Short exercise: Below are some records. Copy every line in them that holds "placeholder".
======== Listed records
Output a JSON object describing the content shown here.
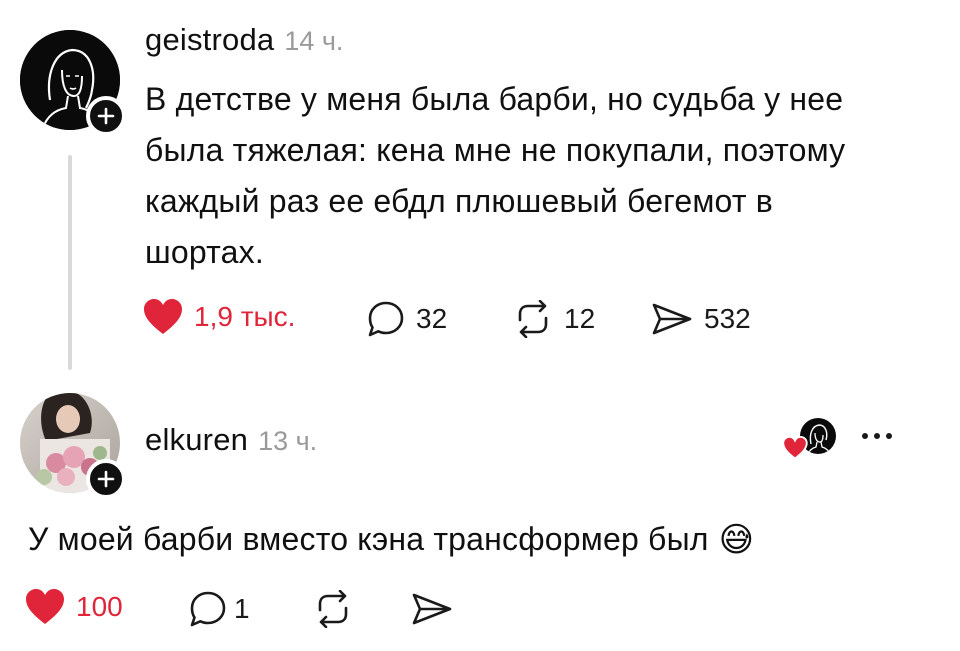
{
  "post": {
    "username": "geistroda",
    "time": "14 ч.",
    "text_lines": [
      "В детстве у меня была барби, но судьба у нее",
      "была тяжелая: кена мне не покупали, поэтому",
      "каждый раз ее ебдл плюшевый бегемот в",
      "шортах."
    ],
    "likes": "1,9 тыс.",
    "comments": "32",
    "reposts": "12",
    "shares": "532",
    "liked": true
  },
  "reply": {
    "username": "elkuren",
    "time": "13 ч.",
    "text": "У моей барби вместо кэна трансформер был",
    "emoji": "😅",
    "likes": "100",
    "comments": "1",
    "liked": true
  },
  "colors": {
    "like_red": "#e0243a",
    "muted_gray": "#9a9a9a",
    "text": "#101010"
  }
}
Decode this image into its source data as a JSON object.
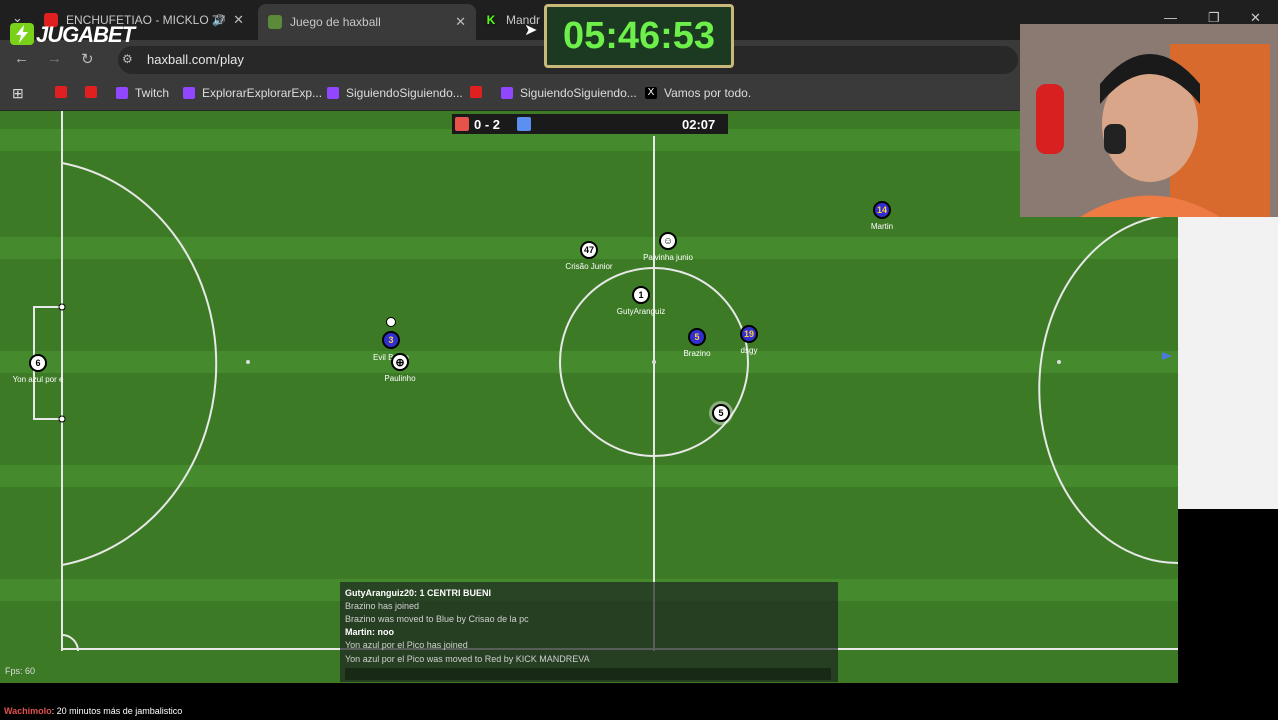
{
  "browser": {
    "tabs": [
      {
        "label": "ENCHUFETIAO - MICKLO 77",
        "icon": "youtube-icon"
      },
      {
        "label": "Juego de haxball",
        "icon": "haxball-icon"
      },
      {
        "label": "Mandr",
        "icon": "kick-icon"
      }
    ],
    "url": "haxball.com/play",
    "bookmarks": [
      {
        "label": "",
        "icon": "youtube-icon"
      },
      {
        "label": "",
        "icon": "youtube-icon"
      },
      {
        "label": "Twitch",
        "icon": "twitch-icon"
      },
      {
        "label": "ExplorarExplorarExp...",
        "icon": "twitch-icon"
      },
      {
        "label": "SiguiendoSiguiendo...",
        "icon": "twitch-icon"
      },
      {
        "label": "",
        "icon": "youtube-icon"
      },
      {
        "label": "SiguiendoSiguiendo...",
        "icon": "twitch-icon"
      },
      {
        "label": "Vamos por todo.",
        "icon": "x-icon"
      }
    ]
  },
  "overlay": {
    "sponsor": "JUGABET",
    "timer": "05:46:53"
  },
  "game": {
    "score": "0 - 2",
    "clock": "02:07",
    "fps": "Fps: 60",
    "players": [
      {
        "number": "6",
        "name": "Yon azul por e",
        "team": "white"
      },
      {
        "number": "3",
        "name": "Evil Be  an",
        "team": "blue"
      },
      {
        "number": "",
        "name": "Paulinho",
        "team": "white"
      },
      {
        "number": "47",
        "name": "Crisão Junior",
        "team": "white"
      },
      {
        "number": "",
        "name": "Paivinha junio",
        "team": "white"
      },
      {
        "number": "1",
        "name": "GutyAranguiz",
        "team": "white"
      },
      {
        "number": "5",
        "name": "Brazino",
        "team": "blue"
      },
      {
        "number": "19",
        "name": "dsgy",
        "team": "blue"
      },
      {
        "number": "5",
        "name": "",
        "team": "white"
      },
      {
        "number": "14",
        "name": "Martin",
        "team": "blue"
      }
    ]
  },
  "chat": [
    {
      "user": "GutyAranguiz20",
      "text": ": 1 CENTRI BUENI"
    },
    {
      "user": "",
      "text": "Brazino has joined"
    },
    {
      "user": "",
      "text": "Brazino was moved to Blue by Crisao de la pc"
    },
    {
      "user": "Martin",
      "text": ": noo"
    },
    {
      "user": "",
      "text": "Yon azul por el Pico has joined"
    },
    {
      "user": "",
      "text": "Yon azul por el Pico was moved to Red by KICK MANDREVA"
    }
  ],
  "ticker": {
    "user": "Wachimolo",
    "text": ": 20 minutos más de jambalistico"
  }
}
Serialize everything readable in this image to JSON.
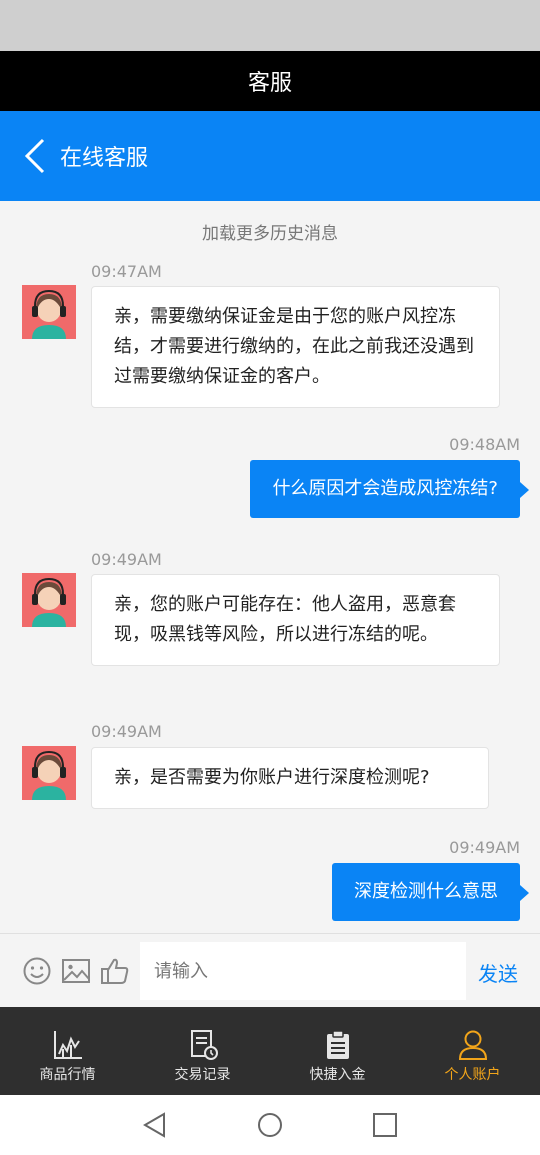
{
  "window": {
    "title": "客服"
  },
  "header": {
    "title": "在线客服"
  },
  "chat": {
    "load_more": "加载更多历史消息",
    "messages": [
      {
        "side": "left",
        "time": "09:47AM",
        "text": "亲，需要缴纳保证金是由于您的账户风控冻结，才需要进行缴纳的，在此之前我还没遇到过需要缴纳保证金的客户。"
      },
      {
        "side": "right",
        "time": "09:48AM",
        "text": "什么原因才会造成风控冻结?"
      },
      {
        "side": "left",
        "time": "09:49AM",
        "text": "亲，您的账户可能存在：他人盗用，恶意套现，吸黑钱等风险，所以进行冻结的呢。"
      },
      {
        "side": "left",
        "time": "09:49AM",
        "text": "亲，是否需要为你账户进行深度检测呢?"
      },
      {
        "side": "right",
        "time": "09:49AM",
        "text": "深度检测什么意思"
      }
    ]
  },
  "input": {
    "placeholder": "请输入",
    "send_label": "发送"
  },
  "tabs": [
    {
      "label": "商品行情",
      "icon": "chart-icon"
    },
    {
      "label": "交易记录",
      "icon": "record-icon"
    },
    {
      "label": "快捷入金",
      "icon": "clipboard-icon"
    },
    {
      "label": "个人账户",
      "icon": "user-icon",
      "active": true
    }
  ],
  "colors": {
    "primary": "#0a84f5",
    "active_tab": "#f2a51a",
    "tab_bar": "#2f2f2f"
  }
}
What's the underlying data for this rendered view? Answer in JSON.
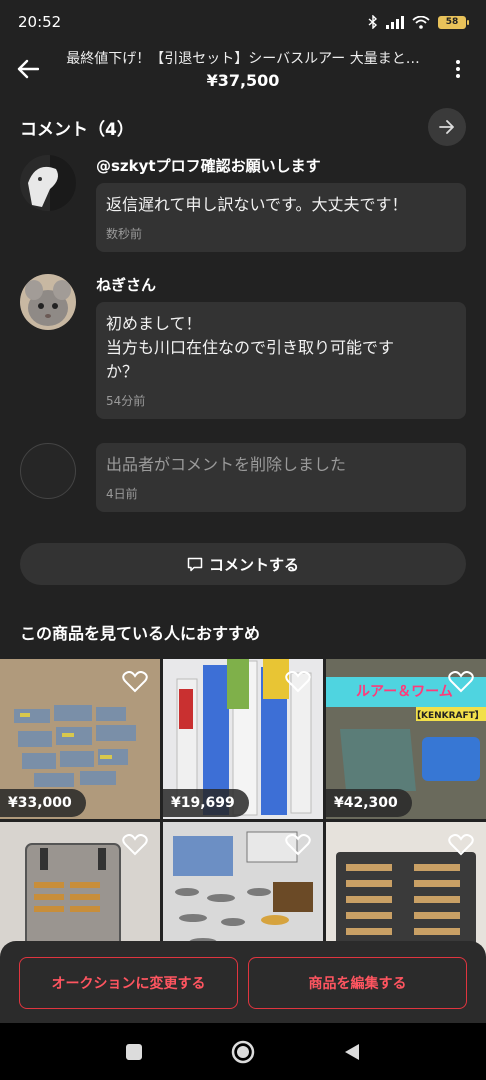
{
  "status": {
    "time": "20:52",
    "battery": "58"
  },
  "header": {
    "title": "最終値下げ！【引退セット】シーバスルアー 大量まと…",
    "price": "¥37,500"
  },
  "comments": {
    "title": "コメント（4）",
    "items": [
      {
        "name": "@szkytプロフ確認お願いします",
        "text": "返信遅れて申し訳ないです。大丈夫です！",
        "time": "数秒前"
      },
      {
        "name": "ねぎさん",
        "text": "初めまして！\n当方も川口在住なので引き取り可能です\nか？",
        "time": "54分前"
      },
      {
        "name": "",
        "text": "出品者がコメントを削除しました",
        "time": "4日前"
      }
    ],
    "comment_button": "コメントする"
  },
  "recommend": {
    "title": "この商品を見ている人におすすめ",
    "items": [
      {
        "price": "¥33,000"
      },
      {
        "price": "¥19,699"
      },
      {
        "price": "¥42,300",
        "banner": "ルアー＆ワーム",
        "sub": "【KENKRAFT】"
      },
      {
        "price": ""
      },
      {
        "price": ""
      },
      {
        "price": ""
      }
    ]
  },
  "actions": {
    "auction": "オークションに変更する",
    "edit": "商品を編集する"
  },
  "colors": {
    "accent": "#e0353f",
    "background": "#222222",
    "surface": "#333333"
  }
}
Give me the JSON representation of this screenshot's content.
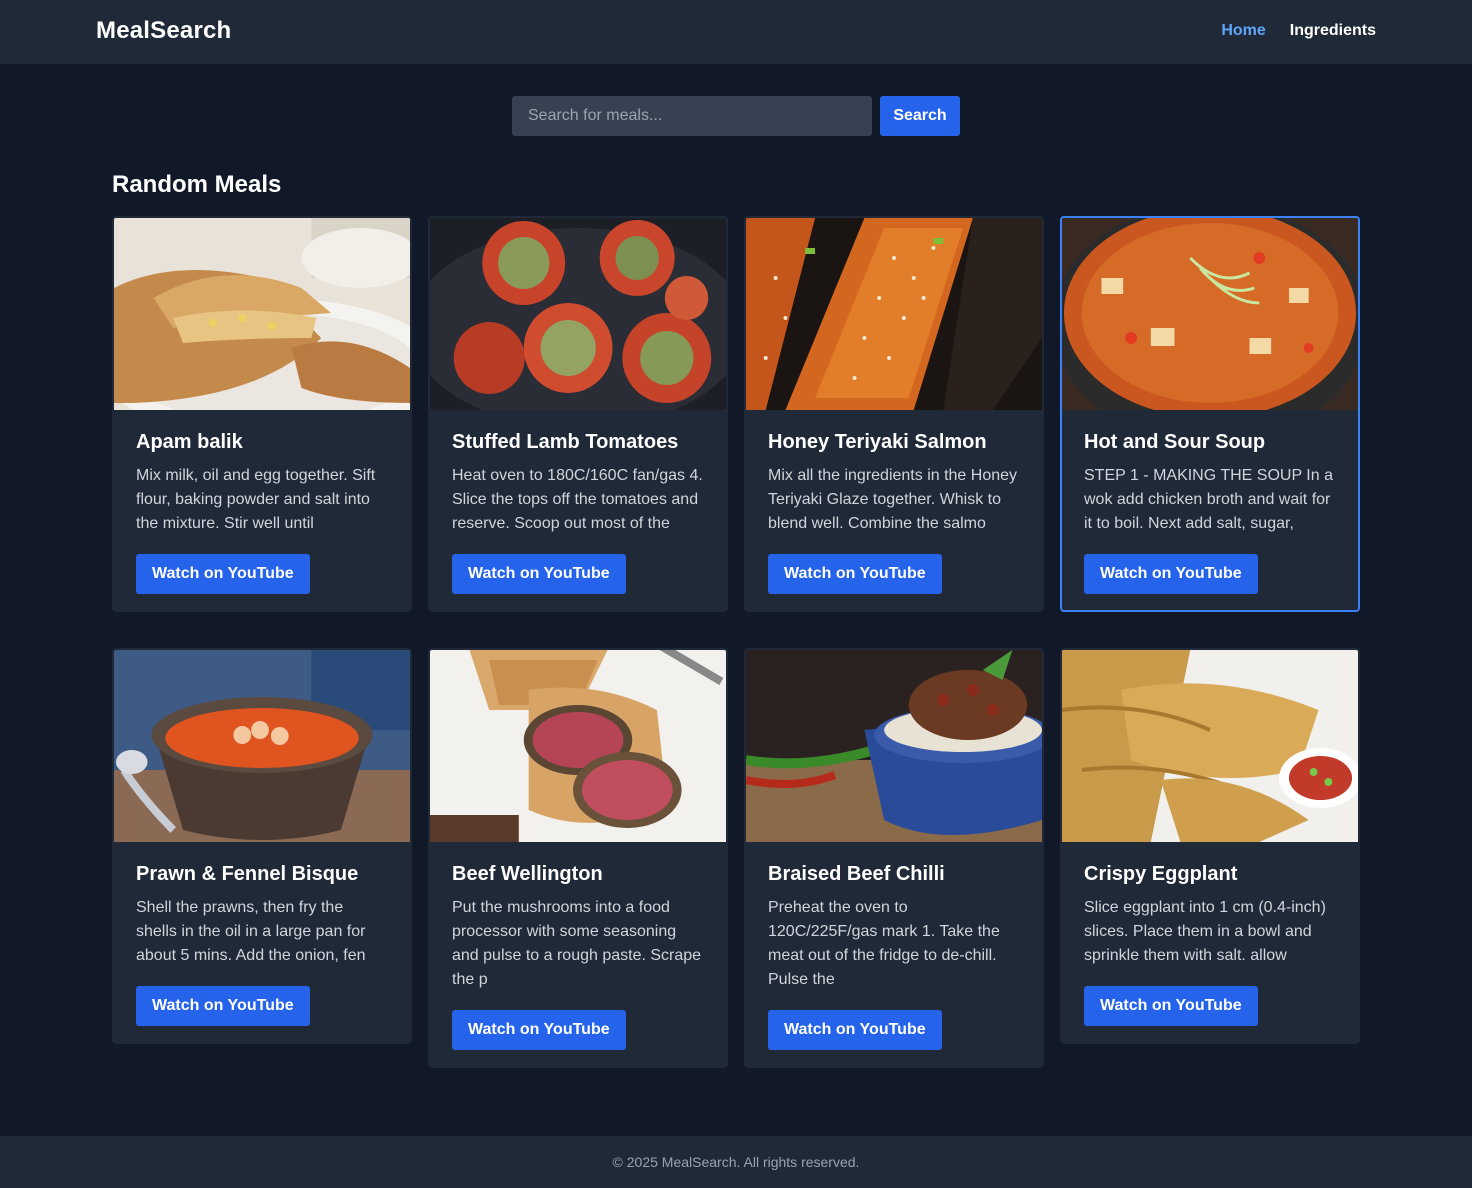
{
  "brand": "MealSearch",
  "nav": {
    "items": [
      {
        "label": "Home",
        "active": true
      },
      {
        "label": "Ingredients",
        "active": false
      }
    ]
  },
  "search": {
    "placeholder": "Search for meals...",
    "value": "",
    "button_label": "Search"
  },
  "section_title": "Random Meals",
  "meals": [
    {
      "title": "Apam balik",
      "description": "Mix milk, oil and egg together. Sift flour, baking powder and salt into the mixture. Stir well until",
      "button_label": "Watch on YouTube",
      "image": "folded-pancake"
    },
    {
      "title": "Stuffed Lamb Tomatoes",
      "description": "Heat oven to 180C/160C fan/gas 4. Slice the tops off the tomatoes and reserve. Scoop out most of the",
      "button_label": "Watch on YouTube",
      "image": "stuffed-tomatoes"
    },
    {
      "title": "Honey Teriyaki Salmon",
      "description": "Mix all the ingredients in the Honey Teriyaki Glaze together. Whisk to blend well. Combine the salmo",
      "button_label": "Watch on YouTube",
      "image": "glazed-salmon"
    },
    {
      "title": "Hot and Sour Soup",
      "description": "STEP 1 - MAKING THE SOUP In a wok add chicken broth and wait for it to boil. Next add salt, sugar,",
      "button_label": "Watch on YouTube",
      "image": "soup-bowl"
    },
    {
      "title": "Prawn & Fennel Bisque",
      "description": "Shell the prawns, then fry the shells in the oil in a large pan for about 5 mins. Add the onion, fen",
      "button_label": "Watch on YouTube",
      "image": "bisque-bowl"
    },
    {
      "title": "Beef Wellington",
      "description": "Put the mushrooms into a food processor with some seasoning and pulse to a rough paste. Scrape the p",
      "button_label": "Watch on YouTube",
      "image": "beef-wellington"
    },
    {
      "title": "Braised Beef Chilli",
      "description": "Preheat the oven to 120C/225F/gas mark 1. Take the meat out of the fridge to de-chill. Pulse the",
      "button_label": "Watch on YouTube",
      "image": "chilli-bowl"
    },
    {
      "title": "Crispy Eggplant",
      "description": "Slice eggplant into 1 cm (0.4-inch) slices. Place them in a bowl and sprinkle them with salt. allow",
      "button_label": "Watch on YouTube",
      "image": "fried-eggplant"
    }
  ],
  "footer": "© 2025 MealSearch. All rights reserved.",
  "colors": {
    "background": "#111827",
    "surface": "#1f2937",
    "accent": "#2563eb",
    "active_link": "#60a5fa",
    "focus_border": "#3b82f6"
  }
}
================
Response below:
    "placeholder": "请输入",
    "placeholder": "Search for meals...",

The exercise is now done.